● Part of a data file:
+++
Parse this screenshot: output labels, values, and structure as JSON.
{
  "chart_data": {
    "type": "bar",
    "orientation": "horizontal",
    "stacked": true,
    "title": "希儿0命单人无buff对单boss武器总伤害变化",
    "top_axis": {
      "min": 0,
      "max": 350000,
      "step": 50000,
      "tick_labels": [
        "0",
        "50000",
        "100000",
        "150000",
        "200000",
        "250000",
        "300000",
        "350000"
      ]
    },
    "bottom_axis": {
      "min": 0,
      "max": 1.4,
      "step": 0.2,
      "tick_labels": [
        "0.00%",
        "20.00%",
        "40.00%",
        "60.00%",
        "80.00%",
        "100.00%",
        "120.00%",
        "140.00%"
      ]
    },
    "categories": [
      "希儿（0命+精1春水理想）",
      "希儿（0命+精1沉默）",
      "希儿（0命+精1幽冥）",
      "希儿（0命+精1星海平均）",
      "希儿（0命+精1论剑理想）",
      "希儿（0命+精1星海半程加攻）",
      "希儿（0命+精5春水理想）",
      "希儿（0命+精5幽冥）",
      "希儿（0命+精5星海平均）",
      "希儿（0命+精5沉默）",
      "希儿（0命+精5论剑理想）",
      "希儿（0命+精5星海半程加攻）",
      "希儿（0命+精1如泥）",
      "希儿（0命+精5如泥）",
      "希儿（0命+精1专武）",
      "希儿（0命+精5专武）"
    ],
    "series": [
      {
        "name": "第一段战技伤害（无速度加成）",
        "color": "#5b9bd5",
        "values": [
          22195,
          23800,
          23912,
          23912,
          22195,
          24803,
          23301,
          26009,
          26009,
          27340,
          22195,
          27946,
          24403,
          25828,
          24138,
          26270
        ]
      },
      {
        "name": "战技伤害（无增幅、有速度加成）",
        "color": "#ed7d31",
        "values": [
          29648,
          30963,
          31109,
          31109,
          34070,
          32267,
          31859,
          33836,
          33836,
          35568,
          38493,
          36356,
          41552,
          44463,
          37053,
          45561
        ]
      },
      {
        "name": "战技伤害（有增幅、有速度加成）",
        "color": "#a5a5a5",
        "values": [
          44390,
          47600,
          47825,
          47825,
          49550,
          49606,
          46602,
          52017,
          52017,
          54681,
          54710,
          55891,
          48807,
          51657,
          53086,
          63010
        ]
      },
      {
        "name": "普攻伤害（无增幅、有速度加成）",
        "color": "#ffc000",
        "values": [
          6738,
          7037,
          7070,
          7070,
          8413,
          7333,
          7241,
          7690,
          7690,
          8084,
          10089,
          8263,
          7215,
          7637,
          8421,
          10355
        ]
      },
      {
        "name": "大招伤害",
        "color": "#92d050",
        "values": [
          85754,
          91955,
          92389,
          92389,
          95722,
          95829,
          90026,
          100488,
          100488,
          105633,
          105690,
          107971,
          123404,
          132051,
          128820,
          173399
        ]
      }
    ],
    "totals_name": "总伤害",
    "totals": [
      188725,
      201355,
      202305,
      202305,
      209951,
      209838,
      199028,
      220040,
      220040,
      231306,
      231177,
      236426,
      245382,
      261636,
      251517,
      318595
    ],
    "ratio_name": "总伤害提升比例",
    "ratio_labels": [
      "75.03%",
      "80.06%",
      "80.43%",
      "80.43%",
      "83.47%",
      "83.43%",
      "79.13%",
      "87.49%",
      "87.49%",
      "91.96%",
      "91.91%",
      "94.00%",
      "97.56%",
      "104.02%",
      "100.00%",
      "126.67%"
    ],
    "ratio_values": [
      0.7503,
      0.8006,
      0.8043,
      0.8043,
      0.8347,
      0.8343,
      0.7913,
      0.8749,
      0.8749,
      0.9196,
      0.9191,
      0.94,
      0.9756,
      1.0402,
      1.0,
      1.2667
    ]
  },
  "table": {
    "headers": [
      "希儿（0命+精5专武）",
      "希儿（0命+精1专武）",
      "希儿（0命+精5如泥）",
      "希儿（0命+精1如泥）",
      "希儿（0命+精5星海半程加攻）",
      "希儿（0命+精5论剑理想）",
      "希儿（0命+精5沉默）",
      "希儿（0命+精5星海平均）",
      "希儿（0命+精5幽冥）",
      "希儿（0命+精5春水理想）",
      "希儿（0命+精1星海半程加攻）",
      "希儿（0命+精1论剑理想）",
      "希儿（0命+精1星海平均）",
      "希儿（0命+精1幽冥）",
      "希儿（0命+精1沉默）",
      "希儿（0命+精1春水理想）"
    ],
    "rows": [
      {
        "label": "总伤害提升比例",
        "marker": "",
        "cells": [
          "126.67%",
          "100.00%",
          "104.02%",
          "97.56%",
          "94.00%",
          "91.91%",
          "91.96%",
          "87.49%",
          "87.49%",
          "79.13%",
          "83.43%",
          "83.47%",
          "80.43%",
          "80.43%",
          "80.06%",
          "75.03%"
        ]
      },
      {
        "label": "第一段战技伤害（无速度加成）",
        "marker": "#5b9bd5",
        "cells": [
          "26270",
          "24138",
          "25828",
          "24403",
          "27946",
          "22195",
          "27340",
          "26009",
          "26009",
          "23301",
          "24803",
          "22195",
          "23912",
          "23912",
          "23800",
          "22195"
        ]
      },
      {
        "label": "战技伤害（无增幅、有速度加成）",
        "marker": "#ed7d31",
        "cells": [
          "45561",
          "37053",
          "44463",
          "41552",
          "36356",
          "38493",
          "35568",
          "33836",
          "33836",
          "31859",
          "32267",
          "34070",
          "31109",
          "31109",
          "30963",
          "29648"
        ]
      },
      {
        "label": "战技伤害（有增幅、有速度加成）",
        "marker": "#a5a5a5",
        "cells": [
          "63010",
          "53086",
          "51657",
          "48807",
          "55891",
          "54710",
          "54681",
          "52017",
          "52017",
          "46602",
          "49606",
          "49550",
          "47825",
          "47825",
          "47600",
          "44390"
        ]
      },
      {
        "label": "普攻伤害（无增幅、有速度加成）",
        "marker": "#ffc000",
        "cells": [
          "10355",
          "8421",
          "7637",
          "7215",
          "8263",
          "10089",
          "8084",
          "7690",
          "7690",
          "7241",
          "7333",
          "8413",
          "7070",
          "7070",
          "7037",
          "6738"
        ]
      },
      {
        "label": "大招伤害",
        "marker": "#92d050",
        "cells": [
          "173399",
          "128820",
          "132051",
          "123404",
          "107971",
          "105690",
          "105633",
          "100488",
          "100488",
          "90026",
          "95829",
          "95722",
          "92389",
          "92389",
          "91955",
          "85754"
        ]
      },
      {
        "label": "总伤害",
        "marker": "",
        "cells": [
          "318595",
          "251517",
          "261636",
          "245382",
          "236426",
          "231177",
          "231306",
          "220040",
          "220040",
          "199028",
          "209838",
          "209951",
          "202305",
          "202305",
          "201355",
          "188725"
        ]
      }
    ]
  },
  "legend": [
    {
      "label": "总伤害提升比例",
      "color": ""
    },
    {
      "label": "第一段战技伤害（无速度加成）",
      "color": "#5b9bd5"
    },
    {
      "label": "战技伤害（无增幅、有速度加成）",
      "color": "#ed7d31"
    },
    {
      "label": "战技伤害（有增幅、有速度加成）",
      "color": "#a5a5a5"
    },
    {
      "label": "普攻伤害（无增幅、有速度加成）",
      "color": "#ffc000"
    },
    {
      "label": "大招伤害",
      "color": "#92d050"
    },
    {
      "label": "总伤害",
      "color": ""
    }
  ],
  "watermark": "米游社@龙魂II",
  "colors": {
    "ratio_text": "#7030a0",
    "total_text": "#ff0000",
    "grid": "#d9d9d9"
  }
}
+++
● SET TASK: Going through the data above, count the lines where the string "marker" appears, and answer with only that number.

● PROBLEM SOLUTION: 7